- _Stated exercise_
Your task is to print the material below exactly as presented.

Items from a data source:
▬▬▬▬▬▬
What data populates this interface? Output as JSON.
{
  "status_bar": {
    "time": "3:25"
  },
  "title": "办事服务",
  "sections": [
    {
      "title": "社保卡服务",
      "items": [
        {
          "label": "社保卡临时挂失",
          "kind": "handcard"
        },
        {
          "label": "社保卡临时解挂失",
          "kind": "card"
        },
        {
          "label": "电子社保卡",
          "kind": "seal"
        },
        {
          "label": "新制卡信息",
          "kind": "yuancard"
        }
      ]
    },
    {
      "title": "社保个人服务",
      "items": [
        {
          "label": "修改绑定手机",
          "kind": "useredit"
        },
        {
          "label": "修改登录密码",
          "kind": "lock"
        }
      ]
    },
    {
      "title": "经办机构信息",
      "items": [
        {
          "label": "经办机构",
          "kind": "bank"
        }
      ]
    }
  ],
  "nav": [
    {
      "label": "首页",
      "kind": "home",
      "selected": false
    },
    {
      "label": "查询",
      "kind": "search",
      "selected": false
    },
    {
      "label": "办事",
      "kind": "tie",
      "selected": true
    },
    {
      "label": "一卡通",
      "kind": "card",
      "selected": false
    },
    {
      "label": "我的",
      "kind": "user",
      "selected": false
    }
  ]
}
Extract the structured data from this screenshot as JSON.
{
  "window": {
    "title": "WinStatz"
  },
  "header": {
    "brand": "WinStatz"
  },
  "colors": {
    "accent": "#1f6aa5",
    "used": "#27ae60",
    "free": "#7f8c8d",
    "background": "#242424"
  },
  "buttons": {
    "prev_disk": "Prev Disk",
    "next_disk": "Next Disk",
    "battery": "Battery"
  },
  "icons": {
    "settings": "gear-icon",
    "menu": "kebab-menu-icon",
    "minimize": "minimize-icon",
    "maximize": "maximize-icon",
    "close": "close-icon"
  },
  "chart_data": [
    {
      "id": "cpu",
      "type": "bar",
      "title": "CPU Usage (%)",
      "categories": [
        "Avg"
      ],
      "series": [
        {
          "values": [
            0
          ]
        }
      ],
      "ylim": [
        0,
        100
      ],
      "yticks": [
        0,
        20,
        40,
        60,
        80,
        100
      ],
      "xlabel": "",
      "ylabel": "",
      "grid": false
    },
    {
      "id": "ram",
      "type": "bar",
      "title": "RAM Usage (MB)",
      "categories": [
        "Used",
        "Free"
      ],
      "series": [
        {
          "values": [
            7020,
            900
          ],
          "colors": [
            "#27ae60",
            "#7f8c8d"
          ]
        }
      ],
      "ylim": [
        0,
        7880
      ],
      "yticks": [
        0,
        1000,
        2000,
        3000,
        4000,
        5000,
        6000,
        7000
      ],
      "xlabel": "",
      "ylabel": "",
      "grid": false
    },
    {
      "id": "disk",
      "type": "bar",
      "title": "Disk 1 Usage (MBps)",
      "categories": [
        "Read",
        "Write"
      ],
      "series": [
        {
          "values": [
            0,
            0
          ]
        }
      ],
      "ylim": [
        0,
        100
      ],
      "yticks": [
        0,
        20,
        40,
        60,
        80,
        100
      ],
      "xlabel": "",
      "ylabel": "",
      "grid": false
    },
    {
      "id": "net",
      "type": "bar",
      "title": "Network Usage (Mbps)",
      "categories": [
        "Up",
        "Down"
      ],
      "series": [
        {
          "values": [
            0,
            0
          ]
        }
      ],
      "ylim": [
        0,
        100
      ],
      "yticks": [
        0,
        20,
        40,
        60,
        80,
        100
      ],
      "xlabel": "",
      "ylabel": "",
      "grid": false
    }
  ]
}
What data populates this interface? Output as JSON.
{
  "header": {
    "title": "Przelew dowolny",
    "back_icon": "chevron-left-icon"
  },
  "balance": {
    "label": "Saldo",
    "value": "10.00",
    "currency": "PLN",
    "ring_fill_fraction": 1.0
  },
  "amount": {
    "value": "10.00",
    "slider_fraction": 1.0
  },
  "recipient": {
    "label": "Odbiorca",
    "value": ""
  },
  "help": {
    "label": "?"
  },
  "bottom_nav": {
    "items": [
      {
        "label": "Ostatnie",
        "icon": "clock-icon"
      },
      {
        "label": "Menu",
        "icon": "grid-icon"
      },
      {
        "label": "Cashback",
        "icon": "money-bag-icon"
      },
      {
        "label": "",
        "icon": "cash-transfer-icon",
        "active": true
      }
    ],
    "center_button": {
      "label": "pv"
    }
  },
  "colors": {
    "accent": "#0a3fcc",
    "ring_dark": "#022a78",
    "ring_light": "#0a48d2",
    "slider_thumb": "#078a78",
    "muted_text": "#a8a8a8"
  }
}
▬▬▬▬▬▬
- _Correct answer_
What data populates this interface? Output as JSON.
{
  "status_bar": {
    "time": "3:25"
  },
  "title": "办事服务",
  "sections": [
    {
      "title": "社保卡服务",
      "items": [
        {
          "label": "社保卡临时挂失",
          "kind": "handcard"
        },
        {
          "label": "社保卡临时解挂失",
          "kind": "card"
        },
        {
          "label": "电子社保卡",
          "kind": "seal"
        },
        {
          "label": "新制卡信息",
          "kind": "yuancard"
        }
      ]
    },
    {
      "title": "社保个人服务",
      "items": [
        {
          "label": "修改绑定手机",
          "kind": "useredit"
        },
        {
          "label": "修改登录密码",
          "kind": "lock"
        }
      ]
    },
    {
      "title": "经办机构信息",
      "items": [
        {
          "label": "经办机构",
          "kind": "bank"
        }
      ]
    }
  ],
  "nav": [
    {
      "label": "首页",
      "kind": "home",
      "selected": false
    },
    {
      "label": "查询",
      "kind": "search",
      "selected": false
    },
    {
      "label": "办事",
      "kind": "tie",
      "selected": true
    },
    {
      "label": "一卡通",
      "kind": "card",
      "selected": false
    },
    {
      "label": "我的",
      "kind": "user",
      "selected": false
    }
  ]
}
Extract the structured data from this screenshot as JSON.
{
  "window": {
    "title": "WinStatz"
  },
  "header": {
    "brand": "WinStatz"
  },
  "colors": {
    "accent": "#1f6aa5",
    "used": "#27ae60",
    "free": "#7f8c8d",
    "background": "#242424"
  },
  "buttons": {
    "prev_disk": "Prev Disk",
    "next_disk": "Next Disk",
    "battery": "Battery"
  },
  "icons": {
    "settings": "gear-icon",
    "menu": "kebab-menu-icon",
    "minimize": "minimize-icon",
    "maximize": "maximize-icon",
    "close": "close-icon"
  },
  "chart_data": [
    {
      "id": "cpu",
      "type": "bar",
      "title": "CPU Usage (%)",
      "categories": [
        "Avg"
      ],
      "series": [
        {
          "values": [
            0
          ]
        }
      ],
      "ylim": [
        0,
        100
      ],
      "yticks": [
        0,
        20,
        40,
        60,
        80,
        100
      ],
      "xlabel": "",
      "ylabel": "",
      "grid": false
    },
    {
      "id": "ram",
      "type": "bar",
      "title": "RAM Usage (MB)",
      "categories": [
        "Used",
        "Free"
      ],
      "series": [
        {
          "values": [
            7020,
            900
          ],
          "colors": [
            "#27ae60",
            "#7f8c8d"
          ]
        }
      ],
      "ylim": [
        0,
        7880
      ],
      "yticks": [
        0,
        1000,
        2000,
        3000,
        4000,
        5000,
        6000,
        7000
      ],
      "xlabel": "",
      "ylabel": "",
      "grid": false
    },
    {
      "id": "disk",
      "type": "bar",
      "title": "Disk 1 Usage (MBps)",
      "categories": [
        "Read",
        "Write"
      ],
      "series": [
        {
          "values": [
            0,
            0
          ]
        }
      ],
      "ylim": [
        0,
        100
      ],
      "yticks": [
        0,
        20,
        40,
        60,
        80,
        100
      ],
      "xlabel": "",
      "ylabel": "",
      "grid": false
    },
    {
      "id": "net",
      "type": "bar",
      "title": "Network Usage (Mbps)",
      "categories": [
        "Up",
        "Down"
      ],
      "series": [
        {
          "values": [
            0,
            0
          ]
        }
      ],
      "ylim": [
        0,
        100
      ],
      "yticks": [
        0,
        20,
        40,
        60,
        80,
        100
      ],
      "xlabel": "",
      "ylabel": "",
      "grid": false
    }
  ]
}
What data populates this interface? Output as JSON.
{
  "header": {
    "title": "Przelew dowolny",
    "back_icon": "chevron-left-icon"
  },
  "balance": {
    "label": "Saldo",
    "value": "10.00",
    "currency": "PLN",
    "ring_fill_fraction": 1.0
  },
  "amount": {
    "value": "10.00",
    "slider_fraction": 1.0
  },
  "recipient": {
    "label": "Odbiorca",
    "value": ""
  },
  "help": {
    "label": "?"
  },
  "bottom_nav": {
    "items": [
      {
        "label": "Ostatnie",
        "icon": "clock-icon"
      },
      {
        "label": "Menu",
        "icon": "grid-icon"
      },
      {
        "label": "Cashback",
        "icon": "money-bag-icon"
      },
      {
        "label": "",
        "icon": "cash-transfer-icon",
        "active": true
      }
    ],
    "center_button": {
      "label": "pv"
    }
  },
  "colors": {
    "accent": "#0a3fcc",
    "ring_dark": "#022a78",
    "ring_light": "#0a48d2",
    "slider_thumb": "#078a78",
    "muted_text": "#a8a8a8"
  }
}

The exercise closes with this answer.